WHAT IS NEEDED:
Copy each line below that contains "this".

(Extracted data entries)
........

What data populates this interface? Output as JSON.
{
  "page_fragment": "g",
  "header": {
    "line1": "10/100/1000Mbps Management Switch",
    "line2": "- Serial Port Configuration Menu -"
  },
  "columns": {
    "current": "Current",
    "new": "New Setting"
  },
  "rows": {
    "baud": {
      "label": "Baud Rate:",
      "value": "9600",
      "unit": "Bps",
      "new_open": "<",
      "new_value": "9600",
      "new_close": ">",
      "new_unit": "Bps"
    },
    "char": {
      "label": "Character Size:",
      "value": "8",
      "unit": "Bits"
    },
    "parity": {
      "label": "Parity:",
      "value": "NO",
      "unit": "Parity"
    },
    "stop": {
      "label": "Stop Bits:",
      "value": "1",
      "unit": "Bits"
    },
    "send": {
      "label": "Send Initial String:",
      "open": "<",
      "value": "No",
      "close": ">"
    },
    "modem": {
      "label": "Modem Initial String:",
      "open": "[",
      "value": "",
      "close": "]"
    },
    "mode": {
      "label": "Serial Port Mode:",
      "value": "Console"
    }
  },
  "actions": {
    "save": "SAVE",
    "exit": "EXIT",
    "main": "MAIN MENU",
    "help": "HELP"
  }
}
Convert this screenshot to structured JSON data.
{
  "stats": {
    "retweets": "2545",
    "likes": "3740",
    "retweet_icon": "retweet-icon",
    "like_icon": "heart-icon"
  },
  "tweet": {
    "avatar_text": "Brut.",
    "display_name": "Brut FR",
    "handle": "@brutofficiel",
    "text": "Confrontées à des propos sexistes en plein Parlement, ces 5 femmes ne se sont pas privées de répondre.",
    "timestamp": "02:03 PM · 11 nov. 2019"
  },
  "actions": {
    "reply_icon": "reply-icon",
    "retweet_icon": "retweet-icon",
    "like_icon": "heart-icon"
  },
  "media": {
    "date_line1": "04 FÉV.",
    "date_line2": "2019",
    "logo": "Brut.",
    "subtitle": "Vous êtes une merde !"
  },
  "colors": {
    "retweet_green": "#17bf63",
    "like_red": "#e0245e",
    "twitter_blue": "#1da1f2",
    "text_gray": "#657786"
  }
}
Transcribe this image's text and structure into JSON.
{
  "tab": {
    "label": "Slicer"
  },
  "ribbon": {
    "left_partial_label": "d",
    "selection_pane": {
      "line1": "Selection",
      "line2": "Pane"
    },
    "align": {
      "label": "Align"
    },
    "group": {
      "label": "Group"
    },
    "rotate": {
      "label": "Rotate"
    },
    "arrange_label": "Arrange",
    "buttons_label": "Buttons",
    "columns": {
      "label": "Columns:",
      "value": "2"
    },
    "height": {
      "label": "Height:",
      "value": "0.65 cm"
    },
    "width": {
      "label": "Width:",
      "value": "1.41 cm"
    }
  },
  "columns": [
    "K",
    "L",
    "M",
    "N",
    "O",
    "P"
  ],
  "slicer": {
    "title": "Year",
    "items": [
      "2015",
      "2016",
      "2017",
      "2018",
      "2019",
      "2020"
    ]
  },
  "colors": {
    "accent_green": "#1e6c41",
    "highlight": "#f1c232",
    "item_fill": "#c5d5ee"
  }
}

........

RIGHT ANSWER:
What data populates this interface? Output as JSON.
Convert this screenshot to structured JSON data.
Transcribe this image's text and structure into JSON.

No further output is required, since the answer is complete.